[Dataset entries start]
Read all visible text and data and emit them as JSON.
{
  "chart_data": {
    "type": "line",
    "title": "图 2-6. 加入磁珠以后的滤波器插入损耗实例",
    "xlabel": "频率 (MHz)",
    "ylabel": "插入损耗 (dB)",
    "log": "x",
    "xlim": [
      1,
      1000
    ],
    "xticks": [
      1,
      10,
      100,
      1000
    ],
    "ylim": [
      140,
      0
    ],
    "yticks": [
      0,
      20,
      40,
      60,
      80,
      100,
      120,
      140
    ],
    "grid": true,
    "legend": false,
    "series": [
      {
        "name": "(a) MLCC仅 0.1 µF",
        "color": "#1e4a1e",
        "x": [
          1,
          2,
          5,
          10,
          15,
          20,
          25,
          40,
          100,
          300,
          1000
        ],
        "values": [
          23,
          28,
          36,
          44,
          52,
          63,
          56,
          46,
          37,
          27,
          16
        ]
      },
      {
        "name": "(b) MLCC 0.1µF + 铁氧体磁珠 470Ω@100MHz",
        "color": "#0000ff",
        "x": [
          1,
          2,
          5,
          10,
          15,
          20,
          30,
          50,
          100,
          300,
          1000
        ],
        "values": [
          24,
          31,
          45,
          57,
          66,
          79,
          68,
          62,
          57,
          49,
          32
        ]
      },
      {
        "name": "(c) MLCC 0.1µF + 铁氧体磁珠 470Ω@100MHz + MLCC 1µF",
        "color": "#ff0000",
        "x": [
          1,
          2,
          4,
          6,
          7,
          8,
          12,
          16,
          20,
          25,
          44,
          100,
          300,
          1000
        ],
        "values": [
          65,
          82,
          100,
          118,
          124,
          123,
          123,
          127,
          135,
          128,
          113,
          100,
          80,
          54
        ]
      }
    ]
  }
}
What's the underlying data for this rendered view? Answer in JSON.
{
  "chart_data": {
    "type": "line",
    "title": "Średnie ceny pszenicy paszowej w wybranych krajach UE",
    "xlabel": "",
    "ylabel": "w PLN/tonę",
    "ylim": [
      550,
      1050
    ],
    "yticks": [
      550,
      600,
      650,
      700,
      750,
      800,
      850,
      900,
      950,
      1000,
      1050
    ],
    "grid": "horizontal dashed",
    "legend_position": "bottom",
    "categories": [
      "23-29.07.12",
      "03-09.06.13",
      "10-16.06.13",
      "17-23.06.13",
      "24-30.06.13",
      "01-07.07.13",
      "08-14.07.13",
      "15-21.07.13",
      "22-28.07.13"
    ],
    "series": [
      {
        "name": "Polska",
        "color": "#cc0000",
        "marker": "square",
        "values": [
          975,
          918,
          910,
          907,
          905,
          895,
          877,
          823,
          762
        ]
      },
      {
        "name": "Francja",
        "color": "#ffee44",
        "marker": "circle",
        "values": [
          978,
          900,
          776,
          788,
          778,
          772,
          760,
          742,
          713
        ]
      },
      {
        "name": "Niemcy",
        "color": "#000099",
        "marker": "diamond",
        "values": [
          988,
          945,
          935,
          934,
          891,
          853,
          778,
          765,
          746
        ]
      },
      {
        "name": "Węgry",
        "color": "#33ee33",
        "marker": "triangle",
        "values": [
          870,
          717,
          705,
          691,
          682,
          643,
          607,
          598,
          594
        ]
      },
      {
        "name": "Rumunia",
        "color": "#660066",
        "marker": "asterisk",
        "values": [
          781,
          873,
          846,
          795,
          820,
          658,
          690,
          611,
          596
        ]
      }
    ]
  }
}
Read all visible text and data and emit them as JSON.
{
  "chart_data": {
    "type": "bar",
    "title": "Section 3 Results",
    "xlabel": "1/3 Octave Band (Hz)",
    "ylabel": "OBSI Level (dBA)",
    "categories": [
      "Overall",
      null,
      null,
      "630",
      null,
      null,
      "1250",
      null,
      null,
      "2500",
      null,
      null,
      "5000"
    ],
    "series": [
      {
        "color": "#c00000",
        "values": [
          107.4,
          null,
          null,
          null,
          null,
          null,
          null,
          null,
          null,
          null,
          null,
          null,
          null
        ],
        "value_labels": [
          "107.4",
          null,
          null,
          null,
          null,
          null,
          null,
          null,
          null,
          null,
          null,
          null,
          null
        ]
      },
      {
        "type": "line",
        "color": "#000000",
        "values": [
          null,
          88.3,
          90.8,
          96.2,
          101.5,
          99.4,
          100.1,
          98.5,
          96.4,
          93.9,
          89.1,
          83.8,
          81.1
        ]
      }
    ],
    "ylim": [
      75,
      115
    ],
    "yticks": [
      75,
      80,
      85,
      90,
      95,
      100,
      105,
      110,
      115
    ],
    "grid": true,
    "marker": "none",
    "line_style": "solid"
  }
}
[Dataset entries end]
_Work to do_.
Track down the lines that include the word "type" and copy them.

_Answer in full_.
    "type": "line",
    "type": "line",
    "type": "bar",
        "type": "line",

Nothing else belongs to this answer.